ITEMS »
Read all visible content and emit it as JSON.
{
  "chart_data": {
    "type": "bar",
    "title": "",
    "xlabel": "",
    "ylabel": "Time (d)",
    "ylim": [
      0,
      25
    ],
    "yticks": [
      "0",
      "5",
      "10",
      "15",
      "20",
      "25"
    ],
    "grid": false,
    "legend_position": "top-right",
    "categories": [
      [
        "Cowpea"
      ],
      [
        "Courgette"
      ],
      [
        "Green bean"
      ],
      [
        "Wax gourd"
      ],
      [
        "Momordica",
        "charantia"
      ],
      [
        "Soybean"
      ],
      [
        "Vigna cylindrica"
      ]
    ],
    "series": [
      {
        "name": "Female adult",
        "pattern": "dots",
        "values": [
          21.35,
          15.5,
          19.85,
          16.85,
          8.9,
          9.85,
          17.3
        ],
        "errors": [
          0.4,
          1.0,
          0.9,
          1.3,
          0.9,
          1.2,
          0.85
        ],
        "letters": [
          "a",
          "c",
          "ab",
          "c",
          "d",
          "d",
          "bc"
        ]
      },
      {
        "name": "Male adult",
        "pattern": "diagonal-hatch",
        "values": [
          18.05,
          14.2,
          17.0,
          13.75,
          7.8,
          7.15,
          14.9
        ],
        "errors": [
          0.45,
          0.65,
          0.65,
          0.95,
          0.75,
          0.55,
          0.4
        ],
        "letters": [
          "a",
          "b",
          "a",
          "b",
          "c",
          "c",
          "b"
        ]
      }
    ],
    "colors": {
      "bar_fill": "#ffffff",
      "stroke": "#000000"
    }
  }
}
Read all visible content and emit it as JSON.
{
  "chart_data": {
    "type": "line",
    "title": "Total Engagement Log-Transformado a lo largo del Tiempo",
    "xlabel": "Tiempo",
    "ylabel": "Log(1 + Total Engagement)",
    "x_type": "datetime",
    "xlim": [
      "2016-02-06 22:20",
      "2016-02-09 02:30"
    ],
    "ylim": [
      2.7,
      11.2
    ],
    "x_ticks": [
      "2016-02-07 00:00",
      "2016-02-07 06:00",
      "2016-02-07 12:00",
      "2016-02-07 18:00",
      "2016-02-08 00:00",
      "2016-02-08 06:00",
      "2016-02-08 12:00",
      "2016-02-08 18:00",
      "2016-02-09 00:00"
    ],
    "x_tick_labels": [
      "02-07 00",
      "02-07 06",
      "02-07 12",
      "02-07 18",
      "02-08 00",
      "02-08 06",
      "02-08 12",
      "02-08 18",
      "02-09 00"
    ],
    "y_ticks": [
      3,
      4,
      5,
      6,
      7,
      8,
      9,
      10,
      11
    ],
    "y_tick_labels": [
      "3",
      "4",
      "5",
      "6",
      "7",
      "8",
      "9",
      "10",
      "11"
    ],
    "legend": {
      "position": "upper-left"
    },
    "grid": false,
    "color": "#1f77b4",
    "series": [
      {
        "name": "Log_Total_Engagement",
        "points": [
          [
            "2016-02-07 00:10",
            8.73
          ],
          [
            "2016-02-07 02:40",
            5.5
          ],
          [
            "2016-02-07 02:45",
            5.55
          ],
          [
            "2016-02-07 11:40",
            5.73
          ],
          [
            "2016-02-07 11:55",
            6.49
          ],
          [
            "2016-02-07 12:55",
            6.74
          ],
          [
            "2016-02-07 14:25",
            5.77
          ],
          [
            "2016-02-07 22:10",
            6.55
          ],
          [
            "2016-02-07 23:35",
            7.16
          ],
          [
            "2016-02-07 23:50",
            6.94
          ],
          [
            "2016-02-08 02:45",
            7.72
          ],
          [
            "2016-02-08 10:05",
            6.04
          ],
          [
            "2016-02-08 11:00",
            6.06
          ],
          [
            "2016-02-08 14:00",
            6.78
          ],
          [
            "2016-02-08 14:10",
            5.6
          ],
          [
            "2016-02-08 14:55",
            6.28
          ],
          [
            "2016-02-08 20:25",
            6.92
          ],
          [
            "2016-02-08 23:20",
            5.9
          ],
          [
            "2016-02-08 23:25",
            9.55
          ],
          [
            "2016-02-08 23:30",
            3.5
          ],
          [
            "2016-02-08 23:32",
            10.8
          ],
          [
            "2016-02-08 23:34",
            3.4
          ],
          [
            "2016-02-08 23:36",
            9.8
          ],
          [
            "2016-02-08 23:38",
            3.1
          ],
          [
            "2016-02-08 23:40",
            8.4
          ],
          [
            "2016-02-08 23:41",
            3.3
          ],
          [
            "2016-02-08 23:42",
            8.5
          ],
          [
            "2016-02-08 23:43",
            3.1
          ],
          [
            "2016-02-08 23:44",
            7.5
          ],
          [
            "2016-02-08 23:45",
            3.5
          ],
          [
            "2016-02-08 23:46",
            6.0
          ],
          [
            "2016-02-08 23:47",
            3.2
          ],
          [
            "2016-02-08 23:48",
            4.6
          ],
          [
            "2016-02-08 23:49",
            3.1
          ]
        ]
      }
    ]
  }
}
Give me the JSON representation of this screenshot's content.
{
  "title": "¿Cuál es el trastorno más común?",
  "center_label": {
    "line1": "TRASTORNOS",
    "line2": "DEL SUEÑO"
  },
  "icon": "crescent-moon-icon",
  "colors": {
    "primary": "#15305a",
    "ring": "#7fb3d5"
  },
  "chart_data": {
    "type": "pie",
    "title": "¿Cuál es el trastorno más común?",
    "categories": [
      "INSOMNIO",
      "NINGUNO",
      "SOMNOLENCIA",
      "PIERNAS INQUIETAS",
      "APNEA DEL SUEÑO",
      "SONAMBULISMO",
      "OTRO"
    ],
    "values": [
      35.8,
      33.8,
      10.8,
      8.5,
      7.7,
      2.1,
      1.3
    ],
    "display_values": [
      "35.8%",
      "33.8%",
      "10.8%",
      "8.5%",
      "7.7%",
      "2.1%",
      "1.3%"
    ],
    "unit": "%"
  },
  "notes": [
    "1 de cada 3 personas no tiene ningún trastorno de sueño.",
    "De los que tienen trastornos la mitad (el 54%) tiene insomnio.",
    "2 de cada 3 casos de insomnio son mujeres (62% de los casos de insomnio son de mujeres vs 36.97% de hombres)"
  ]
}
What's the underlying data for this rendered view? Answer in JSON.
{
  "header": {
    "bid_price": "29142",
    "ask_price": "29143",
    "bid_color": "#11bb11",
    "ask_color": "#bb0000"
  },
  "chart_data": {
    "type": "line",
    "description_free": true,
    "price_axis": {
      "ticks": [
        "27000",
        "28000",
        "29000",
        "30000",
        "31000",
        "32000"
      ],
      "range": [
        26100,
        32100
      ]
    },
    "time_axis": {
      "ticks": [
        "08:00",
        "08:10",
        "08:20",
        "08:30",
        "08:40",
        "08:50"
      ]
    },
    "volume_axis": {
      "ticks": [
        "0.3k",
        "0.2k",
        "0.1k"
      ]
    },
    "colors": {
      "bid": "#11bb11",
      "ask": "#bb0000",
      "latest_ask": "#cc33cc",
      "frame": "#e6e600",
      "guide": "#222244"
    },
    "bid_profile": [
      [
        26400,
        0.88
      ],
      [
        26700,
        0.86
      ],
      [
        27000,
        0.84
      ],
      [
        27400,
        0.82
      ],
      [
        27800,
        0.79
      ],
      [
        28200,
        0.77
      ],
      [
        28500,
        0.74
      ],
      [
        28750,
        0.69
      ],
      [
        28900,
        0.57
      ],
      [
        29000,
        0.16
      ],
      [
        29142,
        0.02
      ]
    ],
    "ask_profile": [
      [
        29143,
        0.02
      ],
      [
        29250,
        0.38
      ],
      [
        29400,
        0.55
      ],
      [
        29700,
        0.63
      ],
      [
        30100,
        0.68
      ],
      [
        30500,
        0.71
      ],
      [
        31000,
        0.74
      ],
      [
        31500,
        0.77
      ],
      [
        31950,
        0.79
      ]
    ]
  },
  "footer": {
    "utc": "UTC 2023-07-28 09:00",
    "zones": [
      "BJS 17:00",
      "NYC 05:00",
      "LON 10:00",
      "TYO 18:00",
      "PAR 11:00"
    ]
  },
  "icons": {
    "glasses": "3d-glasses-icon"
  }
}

YOUR TASK » Copy out every line holding the string "Cuál".

TASK OUTPUT »
  "title": "¿Cuál es el trastorno más común?",
    "title": "¿Cuál es el trastorno más común?",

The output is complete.